━━━ PAGINATEKST ━━━
Terwijl zij al pratend verder liepen, verscheen opeens een vurige strijdwagen, getrokken door paarden van vuur, die tussen hen door reed en hen van elkaar scheidde. Tegelijkertijd werd Elia door een wervelwind in de strijdwagen naar de hemel gedragen.

2 Kon. 2:12-15
ELISA ONTVANGT DE GEEST. Elisa zag het gebeuren en schreeuwde: "Mijn vader! Mijn vader! De Wagens en Ruiters van Israël!" Toen Elia uit het zicht was verdwenen, scheurde Elisa zijn kleren in tweeën.
Daarna raapte hij Elia's mantel op, ging terug naar de oever van de Jordaan en sloeg met de mantel op het water. "Waar is de HERE, de God van Elia?" riep hij luid. Toen week het water uiteen en Elisa liep naar de overkant.
Toen de jonge profeten uit Jericho zagen wat er was gebeurd, riepen zij: "De geest van Elia rust op Elisa!" Zij gingen hem tegemoet en bogen voor hem neer.

2 Kon. 2:16-18 - Jericho
GEEN SPOOR VAN ELIA. "Heer", zeiden zij, "u hoeft maar één woord te zeggen en vijftig flinke mannen onder ons zullen dit hele gebied uitkammen om uw meester te vinden. Misschien heeft de Geest van de HERE hem op een berg of in één van de dalen neergezet."
━━━
[SCHRIFTELIJKE OPDRACHT 1]
Geef alsjeblieft uit de tekst over Elia en Elisa het stuk van "Toen de jonge" tot en met "voor hem neer." letterlijk terug.
[SCHRIFTELIJKE OPDRACHT 2]
Wat deed Elisa volgens de tekst over Elia en Elisa met de mantel van Elia bij de oever van de Jordaan?
De items hierna komen uit een andere bron.
━━━ OPGESOMDE VERMELDINGEN ━━━
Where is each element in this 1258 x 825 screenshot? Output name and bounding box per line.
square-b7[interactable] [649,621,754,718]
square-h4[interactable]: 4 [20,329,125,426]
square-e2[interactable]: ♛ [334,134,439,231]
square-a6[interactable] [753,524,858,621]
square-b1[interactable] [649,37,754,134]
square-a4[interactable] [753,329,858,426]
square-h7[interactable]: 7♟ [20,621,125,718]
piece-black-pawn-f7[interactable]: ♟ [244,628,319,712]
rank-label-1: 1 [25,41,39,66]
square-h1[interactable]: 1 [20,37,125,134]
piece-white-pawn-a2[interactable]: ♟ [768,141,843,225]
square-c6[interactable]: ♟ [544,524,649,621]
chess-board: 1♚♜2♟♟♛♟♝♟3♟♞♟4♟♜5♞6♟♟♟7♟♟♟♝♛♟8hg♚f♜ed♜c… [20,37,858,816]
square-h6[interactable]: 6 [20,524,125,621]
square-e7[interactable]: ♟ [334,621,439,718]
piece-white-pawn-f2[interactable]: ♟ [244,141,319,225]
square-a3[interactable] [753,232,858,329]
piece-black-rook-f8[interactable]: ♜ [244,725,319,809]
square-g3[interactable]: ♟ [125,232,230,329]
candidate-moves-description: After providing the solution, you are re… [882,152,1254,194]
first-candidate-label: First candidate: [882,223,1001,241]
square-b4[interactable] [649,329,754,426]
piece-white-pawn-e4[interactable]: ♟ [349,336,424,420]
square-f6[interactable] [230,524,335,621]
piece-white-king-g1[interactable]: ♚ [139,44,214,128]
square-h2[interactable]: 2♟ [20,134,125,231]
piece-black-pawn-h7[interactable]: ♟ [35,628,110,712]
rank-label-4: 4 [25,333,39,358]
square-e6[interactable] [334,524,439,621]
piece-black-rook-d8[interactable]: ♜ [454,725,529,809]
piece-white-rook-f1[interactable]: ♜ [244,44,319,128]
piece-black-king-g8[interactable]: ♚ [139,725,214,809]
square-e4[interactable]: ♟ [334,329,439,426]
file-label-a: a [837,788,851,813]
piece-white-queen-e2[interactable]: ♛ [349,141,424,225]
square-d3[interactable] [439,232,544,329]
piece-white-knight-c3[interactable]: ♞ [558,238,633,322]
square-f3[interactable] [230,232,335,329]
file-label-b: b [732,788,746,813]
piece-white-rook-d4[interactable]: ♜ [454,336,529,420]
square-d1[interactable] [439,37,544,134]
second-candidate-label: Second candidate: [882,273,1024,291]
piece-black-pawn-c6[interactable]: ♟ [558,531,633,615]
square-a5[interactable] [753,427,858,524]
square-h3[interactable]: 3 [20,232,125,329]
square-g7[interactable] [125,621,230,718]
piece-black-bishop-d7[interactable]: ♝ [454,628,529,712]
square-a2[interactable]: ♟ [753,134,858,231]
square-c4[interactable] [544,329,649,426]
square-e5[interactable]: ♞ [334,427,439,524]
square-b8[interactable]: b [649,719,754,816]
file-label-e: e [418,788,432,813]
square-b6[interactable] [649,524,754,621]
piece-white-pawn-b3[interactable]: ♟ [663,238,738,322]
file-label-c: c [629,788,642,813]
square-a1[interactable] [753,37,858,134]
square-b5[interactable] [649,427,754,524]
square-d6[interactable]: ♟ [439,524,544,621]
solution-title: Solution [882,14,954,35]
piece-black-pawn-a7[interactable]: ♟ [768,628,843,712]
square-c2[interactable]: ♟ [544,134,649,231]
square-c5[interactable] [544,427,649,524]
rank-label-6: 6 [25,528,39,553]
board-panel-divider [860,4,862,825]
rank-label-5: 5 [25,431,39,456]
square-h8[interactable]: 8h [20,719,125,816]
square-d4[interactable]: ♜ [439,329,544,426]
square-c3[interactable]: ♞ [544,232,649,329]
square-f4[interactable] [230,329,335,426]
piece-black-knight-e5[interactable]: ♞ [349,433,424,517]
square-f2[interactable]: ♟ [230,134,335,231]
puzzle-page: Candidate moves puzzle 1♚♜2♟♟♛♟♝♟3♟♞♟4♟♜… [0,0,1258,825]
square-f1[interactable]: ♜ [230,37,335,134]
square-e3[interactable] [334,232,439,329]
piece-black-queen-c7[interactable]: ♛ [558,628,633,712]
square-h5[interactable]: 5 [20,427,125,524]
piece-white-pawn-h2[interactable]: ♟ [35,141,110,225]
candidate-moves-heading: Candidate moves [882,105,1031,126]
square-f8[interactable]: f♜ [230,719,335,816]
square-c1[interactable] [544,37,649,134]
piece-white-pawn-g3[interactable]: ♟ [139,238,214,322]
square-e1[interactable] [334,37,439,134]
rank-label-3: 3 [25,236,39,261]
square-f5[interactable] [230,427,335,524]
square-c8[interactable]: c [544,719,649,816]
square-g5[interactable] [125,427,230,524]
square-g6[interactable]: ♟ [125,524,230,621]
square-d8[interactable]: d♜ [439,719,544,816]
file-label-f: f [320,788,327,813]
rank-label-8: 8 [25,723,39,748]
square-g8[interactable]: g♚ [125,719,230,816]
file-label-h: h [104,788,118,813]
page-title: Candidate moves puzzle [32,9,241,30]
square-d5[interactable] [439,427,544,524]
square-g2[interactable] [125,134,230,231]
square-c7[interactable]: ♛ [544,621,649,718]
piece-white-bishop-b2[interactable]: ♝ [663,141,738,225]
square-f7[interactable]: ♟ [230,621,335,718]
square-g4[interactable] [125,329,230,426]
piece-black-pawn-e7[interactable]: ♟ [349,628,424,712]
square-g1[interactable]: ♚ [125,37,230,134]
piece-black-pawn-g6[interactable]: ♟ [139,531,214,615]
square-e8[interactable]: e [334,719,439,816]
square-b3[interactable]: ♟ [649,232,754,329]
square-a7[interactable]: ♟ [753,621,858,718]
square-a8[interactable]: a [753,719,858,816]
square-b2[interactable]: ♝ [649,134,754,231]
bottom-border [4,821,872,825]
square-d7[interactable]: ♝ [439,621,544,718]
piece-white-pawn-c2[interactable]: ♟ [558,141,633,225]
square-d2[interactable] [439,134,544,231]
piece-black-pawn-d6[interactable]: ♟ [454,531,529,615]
━━━
[VOLLEDIGE UITVOER 1]
Toen de jonge profeten uit Jericho zagen wat er was gebeurd, riepen zij: "De geest van Elia rust op Elisa!" Zij gingen hem tegemoet en bogen voor hem neer.

[VOLLEDIGE UITVOER 2]
Hij sloeg met de mantel op het water.